Reproduce the data that follows in its entirety, character for character.

**INPUT DATA**
===============

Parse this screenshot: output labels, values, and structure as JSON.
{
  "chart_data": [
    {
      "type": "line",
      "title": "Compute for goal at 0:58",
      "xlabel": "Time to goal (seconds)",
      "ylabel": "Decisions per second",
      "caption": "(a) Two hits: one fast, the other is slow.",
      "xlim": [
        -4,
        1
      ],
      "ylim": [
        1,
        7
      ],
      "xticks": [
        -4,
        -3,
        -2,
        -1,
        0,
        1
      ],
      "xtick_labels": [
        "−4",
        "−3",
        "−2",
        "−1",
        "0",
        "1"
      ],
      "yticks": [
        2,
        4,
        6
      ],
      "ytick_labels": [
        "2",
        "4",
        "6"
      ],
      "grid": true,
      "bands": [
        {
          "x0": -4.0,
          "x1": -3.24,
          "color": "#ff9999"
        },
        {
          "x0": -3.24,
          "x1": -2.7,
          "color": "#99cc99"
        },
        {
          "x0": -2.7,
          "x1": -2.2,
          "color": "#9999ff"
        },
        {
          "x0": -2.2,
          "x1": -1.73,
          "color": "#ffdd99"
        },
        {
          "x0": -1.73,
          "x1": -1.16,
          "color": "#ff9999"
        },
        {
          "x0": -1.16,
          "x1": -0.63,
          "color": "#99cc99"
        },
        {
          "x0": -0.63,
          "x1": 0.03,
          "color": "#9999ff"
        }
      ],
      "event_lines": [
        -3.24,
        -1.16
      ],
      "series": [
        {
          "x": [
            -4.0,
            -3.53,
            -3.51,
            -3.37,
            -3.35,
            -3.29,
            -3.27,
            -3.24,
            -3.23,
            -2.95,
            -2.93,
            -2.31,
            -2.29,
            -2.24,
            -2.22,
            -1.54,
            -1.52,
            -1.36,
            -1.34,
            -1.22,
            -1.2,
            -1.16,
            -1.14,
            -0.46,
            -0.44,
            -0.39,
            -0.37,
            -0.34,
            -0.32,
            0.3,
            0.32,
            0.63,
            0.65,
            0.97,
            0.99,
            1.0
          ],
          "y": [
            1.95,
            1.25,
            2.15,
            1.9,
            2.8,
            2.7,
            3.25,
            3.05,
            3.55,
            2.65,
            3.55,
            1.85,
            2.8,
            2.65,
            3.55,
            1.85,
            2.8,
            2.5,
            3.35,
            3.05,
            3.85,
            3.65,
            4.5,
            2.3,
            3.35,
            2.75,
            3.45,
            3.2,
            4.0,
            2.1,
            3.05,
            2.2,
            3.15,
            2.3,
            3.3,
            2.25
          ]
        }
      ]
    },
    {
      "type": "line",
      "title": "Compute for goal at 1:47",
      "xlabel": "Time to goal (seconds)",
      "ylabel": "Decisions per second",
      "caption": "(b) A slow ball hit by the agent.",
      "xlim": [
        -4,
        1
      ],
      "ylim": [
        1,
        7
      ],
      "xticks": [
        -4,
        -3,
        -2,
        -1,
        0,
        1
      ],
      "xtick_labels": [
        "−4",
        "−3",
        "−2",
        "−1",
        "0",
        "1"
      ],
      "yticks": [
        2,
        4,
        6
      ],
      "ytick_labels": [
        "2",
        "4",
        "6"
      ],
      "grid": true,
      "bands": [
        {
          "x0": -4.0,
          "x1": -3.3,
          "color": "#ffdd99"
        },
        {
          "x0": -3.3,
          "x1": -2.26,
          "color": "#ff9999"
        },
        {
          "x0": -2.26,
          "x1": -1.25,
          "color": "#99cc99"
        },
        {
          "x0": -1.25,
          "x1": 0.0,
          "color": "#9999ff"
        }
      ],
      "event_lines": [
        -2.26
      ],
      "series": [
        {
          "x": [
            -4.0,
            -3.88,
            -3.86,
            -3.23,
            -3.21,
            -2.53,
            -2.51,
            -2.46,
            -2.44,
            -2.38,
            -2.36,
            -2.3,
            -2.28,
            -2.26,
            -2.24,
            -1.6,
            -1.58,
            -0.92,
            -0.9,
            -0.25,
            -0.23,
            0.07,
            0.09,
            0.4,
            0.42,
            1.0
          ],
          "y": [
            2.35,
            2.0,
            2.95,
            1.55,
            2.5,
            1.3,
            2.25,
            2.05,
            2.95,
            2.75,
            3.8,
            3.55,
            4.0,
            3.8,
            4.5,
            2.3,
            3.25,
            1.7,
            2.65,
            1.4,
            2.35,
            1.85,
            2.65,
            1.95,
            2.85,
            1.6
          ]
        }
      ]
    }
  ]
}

===============

**FULL OUTPUT**
Parse this screenshot: output labels, values, and structure as JSON.
{
  "chart_data": [
    {
      "type": "line",
      "title": "Compute for goal at 0:58",
      "xlabel": "Time to goal (seconds)",
      "ylabel": "Decisions per second",
      "caption": "(a) Two hits: one fast, the other is slow.",
      "xlim": [
        -4,
        1
      ],
      "ylim": [
        1,
        7
      ],
      "xticks": [
        -4,
        -3,
        -2,
        -1,
        0,
        1
      ],
      "xtick_labels": [
        "−4",
        "−3",
        "−2",
        "−1",
        "0",
        "1"
      ],
      "yticks": [
        2,
        4,
        6
      ],
      "ytick_labels": [
        "2",
        "4",
        "6"
      ],
      "grid": true,
      "bands": [
        {
          "x0": -4.0,
          "x1": -3.24,
          "color": "#ff9999"
        },
        {
          "x0": -3.24,
          "x1": -2.7,
          "color": "#99cc99"
        },
        {
          "x0": -2.7,
          "x1": -2.2,
          "color": "#9999ff"
        },
        {
          "x0": -2.2,
          "x1": -1.73,
          "color": "#ffdd99"
        },
        {
          "x0": -1.73,
          "x1": -1.16,
          "color": "#ff9999"
        },
        {
          "x0": -1.16,
          "x1": -0.63,
          "color": "#99cc99"
        },
        {
          "x0": -0.63,
          "x1": 0.03,
          "color": "#9999ff"
        }
      ],
      "event_lines": [
        -3.24,
        -1.16
      ],
      "series": [
        {
          "x": [
            -4.0,
            -3.53,
            -3.51,
            -3.37,
            -3.35,
            -3.29,
            -3.27,
            -3.24,
            -3.23,
            -2.95,
            -2.93,
            -2.31,
            -2.29,
            -2.24,
            -2.22,
            -1.54,
            -1.52,
            -1.36,
            -1.34,
            -1.22,
            -1.2,
            -1.16,
            -1.14,
            -0.46,
            -0.44,
            -0.39,
            -0.37,
            -0.34,
            -0.32,
            0.3,
            0.32,
            0.63,
            0.65,
            0.97,
            0.99,
            1.0
          ],
          "y": [
            1.95,
            1.25,
            2.15,
            1.9,
            2.8,
            2.7,
            3.25,
            3.05,
            3.55,
            2.65,
            3.55,
            1.85,
            2.8,
            2.65,
            3.55,
            1.85,
            2.8,
            2.5,
            3.35,
            3.05,
            3.85,
            3.65,
            4.5,
            2.3,
            3.35,
            2.75,
            3.45,
            3.2,
            4.0,
            2.1,
            3.05,
            2.2,
            3.15,
            2.3,
            3.3,
            2.25
          ]
        }
      ]
    },
    {
      "type": "line",
      "title": "Compute for goal at 1:47",
      "xlabel": "Time to goal (seconds)",
      "ylabel": "Decisions per second",
      "caption": "(b) A slow ball hit by the agent.",
      "xlim": [
        -4,
        1
      ],
      "ylim": [
        1,
        7
      ],
      "xticks": [
        -4,
        -3,
        -2,
        -1,
        0,
        1
      ],
      "xtick_labels": [
        "−4",
        "−3",
        "−2",
        "−1",
        "0",
        "1"
      ],
      "yticks": [
        2,
        4,
        6
      ],
      "ytick_labels": [
        "2",
        "4",
        "6"
      ],
      "grid": true,
      "bands": [
        {
          "x0": -4.0,
          "x1": -3.3,
          "color": "#ffdd99"
        },
        {
          "x0": -3.3,
          "x1": -2.26,
          "color": "#ff9999"
        },
        {
          "x0": -2.26,
          "x1": -1.25,
          "color": "#99cc99"
        },
        {
          "x0": -1.25,
          "x1": 0.0,
          "color": "#9999ff"
        }
      ],
      "event_lines": [
        -2.26
      ],
      "series": [
        {
          "x": [
            -4.0,
            -3.88,
            -3.86,
            -3.23,
            -3.21,
            -2.53,
            -2.51,
            -2.46,
            -2.44,
            -2.38,
            -2.36,
            -2.3,
            -2.28,
            -2.26,
            -2.24,
            -1.6,
            -1.58,
            -0.92,
            -0.9,
            -0.25,
            -0.23,
            0.07,
            0.09,
            0.4,
            0.42,
            1.0
          ],
          "y": [
            2.35,
            2.0,
            2.95,
            1.55,
            2.5,
            1.3,
            2.25,
            2.05,
            2.95,
            2.75,
            3.8,
            3.55,
            4.0,
            3.8,
            4.5,
            2.3,
            3.25,
            1.7,
            2.65,
            1.4,
            2.35,
            1.85,
            2.65,
            1.95,
            2.85,
            1.6
          ]
        }
      ]
    }
  ]
}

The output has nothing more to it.